THE RECORDS ▸
════
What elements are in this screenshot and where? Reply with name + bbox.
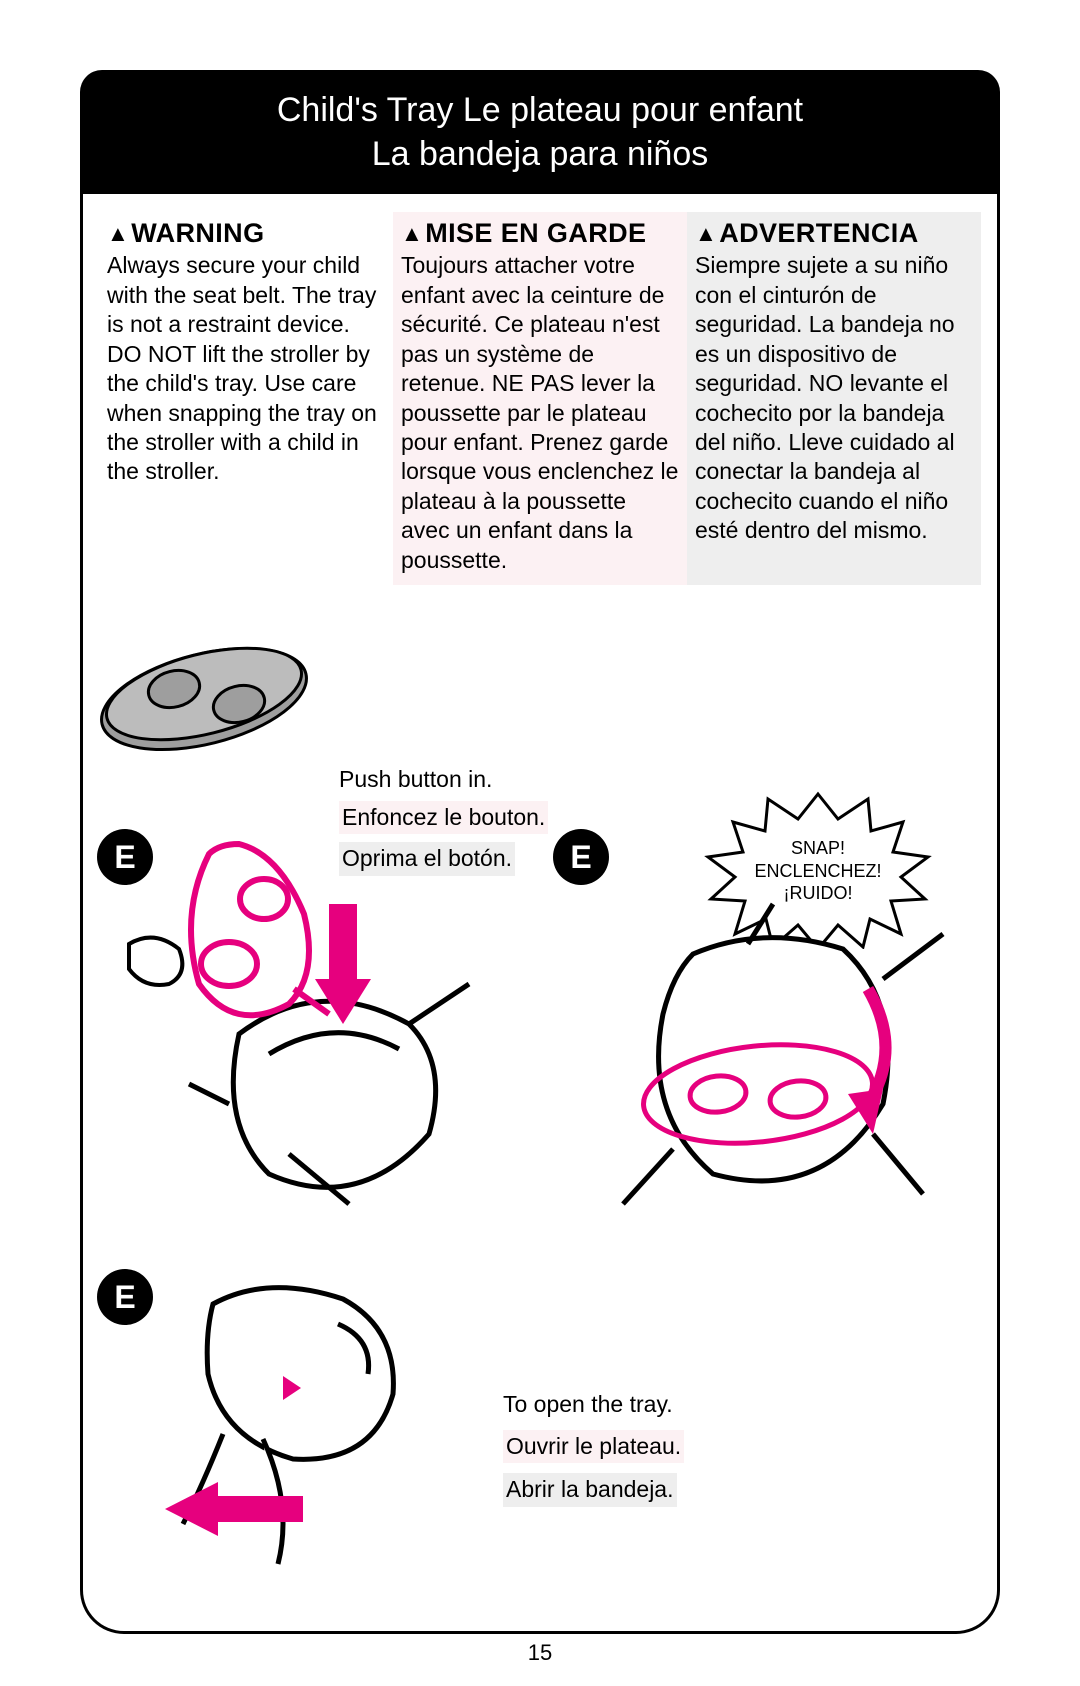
stroller-snap-icon <box>573 894 973 1264</box>
tray-icon <box>89 644 319 764</box>
warning-en: ▲WARNING Always secure your child with t… <box>99 212 393 585</box>
warning-icon: ▲ <box>107 221 129 246</box>
warning-fr-body: Toujours attacher votre enfant avec la c… <box>401 251 679 575</box>
warning-en-title: ▲WARNING <box>107 218 385 249</box>
header-line1: Child's Tray Le plateau pour enfant <box>277 91 803 129</box>
warning-icon: ▲ <box>695 221 717 246</box>
open-es: Abrir la bandeja. <box>503 1473 677 1506</box>
open-en: To open the tray. <box>503 1389 684 1420</box>
header-line2: La bandeja para niños <box>372 135 709 173</box>
open-fr: Ouvrir le plateau. <box>503 1430 684 1463</box>
warning-en-body: Always secure your child with the seat b… <box>107 251 385 487</box>
push-illustration <box>119 774 519 1274</box>
open-illustration <box>143 1264 463 1594</box>
stroller-push-icon <box>119 774 519 1274</box>
page-number: 15 <box>80 1640 1000 1666</box>
step-badge-e2: E <box>553 829 609 885</box>
warning-fr-title: ▲MISE EN GARDE <box>401 218 679 249</box>
snap-illustration <box>573 894 973 1264</box>
warning-es-title: ▲ADVERTENCIA <box>695 218 973 249</box>
warning-es: ▲ADVERTENCIA Siempre sujete a su niño co… <box>687 212 981 585</box>
stroller-open-icon <box>143 1264 463 1594</box>
snap-en: SNAP! <box>791 838 845 858</box>
tray-illustration <box>89 644 319 764</box>
open-caption: To open the tray. Ouvrir le plateau. Abr… <box>503 1389 684 1506</box>
content-frame: ▲WARNING Always secure your child with t… <box>80 194 1000 1634</box>
warning-icon: ▲ <box>401 221 423 246</box>
snap-fr: ENCLENCHEZ! <box>754 861 881 881</box>
page: Child's Tray Le plateau pour enfant La b… <box>0 0 1080 1686</box>
warning-es-body: Siempre sujete a su niño con el cinturón… <box>695 251 973 545</box>
warning-fr: ▲MISE EN GARDE Toujours attacher votre e… <box>393 212 687 585</box>
warnings-row: ▲WARNING Always secure your child with t… <box>99 212 981 585</box>
section-header: Child's Tray Le plateau pour enfant La b… <box>80 70 1000 194</box>
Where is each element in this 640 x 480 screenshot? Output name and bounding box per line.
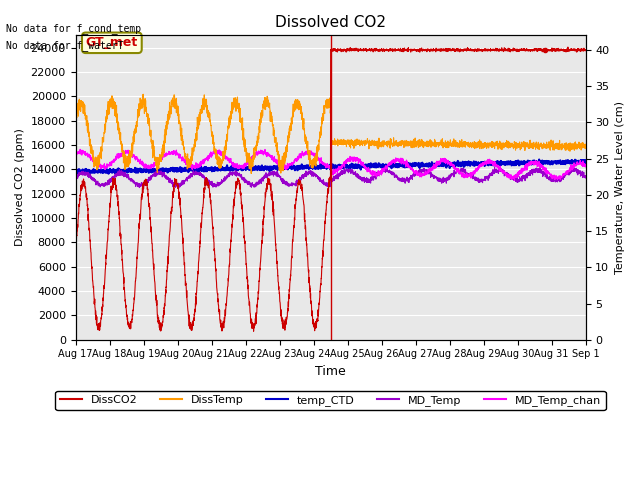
Text: GT_met: GT_met xyxy=(86,36,138,49)
Text: No data for f_cond_temp: No data for f_cond_temp xyxy=(6,23,141,34)
Legend: DissCO2, DissTemp, temp_CTD, MD_Temp, MD_Temp_chan: DissCO2, DissTemp, temp_CTD, MD_Temp, MD… xyxy=(56,391,605,410)
Y-axis label: Dissolved CO2 (ppm): Dissolved CO2 (ppm) xyxy=(15,129,25,247)
Y-axis label: Temperature, Water Level (cm): Temperature, Water Level (cm) xyxy=(615,101,625,274)
X-axis label: Time: Time xyxy=(315,365,346,378)
Text: No data for f_waterT: No data for f_waterT xyxy=(6,40,124,51)
Title: Dissolved CO2: Dissolved CO2 xyxy=(275,15,386,30)
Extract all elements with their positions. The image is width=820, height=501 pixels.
════
INSTRUCTIONS TO FOLLOW ▸ Recast each line of the material above as a string in a JSON list, one string per line, skipping blank lines and omitting the pictures.

FULL RESPONSE ▸
[
  "What elements are in this screenshot and where? Reply with name + bbox.",
  "stroller-snap-icon <box>573 894 973 1264</box>",
  "tray-icon <box>89 644 319 764</box>",
  "warning-en: ▲WARNING Always secure your child with t… <box>99 212 393 585</box>",
  "warning-icon: ▲ <box>107 221 129 246</box>",
  "warning-fr-body: Toujours attacher votre enfant avec la c… <box>401 251 679 575</box>",
  "warning-en-title: ▲WARNING <box>107 218 385 249</box>",
  "header-line1: Child's Tray Le plateau pour enfant <box>277 91 803 129</box>",
  "warning-icon: ▲ <box>695 221 717 246</box>",
  "open-es: Abrir la bandeja. <box>503 1473 677 1506</box>",
  "open-en: To open the tray. <box>503 1389 684 1420</box>",
  "header-line2: La bandeja para niños <box>372 135 709 173</box>",
  "open-fr: Ouvrir le plateau. <box>503 1430 684 1463</box>",
  "warning-en-body: Always secure your child with the seat b… <box>107 251 385 487</box>",
  "push-illustration <box>119 774 519 1274</box>",
  "open-illustration <box>143 1264 463 1594</box>",
  "stroller-push-icon <box>119 774 519 1274</box>",
  "page-number: 15 <box>80 1640 1000 1666</box>",
  "step-badge-e2: E <box>553 829 609 885</box>",
  "warning-fr-title: ▲MISE EN GARDE <box>401 218 679 249</box>",
  "snap-illustration <box>573 894 973 1264</box>",
  "warning-es-title: ▲ADVERTENCIA <box>695 218 973 249</box>",
  "warning-es: ▲ADVERTENCIA Siempre sujete a su niño co… <box>687 212 981 585</box>",
  "stroller-open-icon <box>143 1264 463 1594</box>",
  "snap-en: SNAP! <box>791 838 845 858</box>",
  "tray-illustration <box>89 644 319 764</box>",
  "open-caption: To open the tray. Ouvrir le plateau. Abr… <box>503 1389 684 1506</box>",
  "content-frame: ▲WARNING Always secure your child with t… <box>80 194 1000 1634</box>",
  "warning-icon: ▲ <box>401 221 423 246</box>",
  "snap-fr: ENCLENCHEZ! <box>754 861 881 881</box>",
  "page: Child's Tray Le plateau pour enfant La b… <box>0 0 1080 1686</box>",
  "warning-es-body: Siempre sujete a su niño con el cinturón… <box>695 251 973 545</box>",
  "warning-fr: ▲MISE EN GARDE Toujours attacher votre e… <box>393 212 687 585</box>",
  "warnings-row: ▲WARNING Always secure your child with t… <box>99 212 981 585</box>",
  "section-header: Child's Tray Le plateau pour enfant La b… <box>80 70 1000 194</box>",
  "Where is each element in this 640 x 480 screenshot? Output name and bounding box per line.",
  "Text: GT_met: GT_met xyxy=(86,36,138,49)",
  "Text: No data for f_cond_temp: No data for f_cond_temp xyxy=(6,23,141,34)",
  "Legend: DissCO2, DissTemp, temp_CTD, MD_Temp, MD_Temp_chan: DissCO2, DissTemp, temp_CTD, MD_Temp, MD… xyxy=(56,391,605,410)",
  "Y-axis label: Dissolved CO2 (ppm): Dissolved CO2 (ppm) xyxy=(15,129,25,247)",
  "Y-axis label: Temperature, Water Level (cm): Temperature, Water Level (cm) xyxy=(615,101,625,274)",
  "X-axis label: Time: Time xyxy=(315,365,346,378)",
  "Text: No data for f_waterT: No data for f_waterT xyxy=(6,40,124,51)",
  "Title: Dissolved CO2: Dissolved CO2 xyxy=(275,15,386,30)",
  "Extract all elements with their positions. The image is width=820, height=501 pixels."
]